====== Data entries ======
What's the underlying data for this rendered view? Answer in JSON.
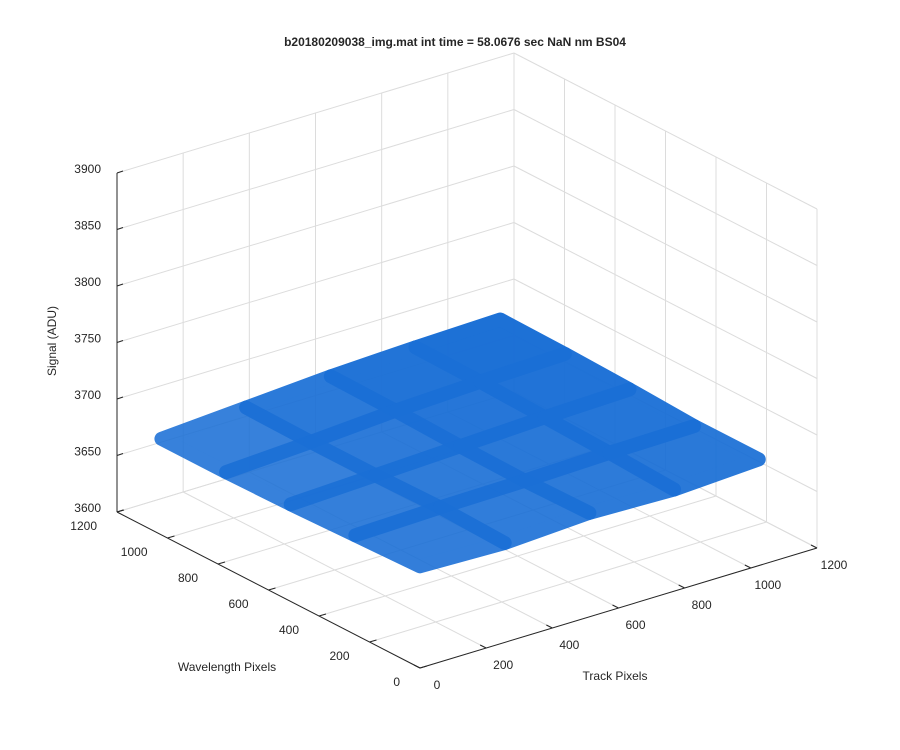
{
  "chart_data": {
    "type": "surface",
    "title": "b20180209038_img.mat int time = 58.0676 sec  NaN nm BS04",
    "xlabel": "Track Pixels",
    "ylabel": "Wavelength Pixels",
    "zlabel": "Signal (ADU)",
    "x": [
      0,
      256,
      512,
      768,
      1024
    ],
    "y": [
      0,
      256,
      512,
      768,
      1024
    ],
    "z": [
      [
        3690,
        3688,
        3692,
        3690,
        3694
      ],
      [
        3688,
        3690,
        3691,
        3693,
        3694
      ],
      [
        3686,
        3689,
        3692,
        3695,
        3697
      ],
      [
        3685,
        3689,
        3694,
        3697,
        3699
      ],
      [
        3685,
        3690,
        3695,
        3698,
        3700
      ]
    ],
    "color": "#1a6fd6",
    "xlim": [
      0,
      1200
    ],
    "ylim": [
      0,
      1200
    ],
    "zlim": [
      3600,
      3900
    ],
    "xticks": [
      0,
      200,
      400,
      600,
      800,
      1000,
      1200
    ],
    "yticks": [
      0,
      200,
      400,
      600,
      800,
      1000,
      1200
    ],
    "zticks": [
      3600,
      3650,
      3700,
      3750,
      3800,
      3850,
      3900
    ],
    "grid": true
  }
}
======
Without including any pictures, please restate all the records exactly.

Answer to this exercise.
What's the underlying data for this rendered view? Answer in JSON.
{
  "chart_data": {
    "type": "surface",
    "title": "b20180209038_img.mat int time = 58.0676 sec  NaN nm BS04",
    "xlabel": "Track Pixels",
    "ylabel": "Wavelength Pixels",
    "zlabel": "Signal (ADU)",
    "x": [
      0,
      256,
      512,
      768,
      1024
    ],
    "y": [
      0,
      256,
      512,
      768,
      1024
    ],
    "z": [
      [
        3690,
        3688,
        3692,
        3690,
        3694
      ],
      [
        3688,
        3690,
        3691,
        3693,
        3694
      ],
      [
        3686,
        3689,
        3692,
        3695,
        3697
      ],
      [
        3685,
        3689,
        3694,
        3697,
        3699
      ],
      [
        3685,
        3690,
        3695,
        3698,
        3700
      ]
    ],
    "color": "#1a6fd6",
    "xlim": [
      0,
      1200
    ],
    "ylim": [
      0,
      1200
    ],
    "zlim": [
      3600,
      3900
    ],
    "xticks": [
      0,
      200,
      400,
      600,
      800,
      1000,
      1200
    ],
    "yticks": [
      0,
      200,
      400,
      600,
      800,
      1000,
      1200
    ],
    "zticks": [
      3600,
      3650,
      3700,
      3750,
      3800,
      3850,
      3900
    ],
    "grid": true
  }
}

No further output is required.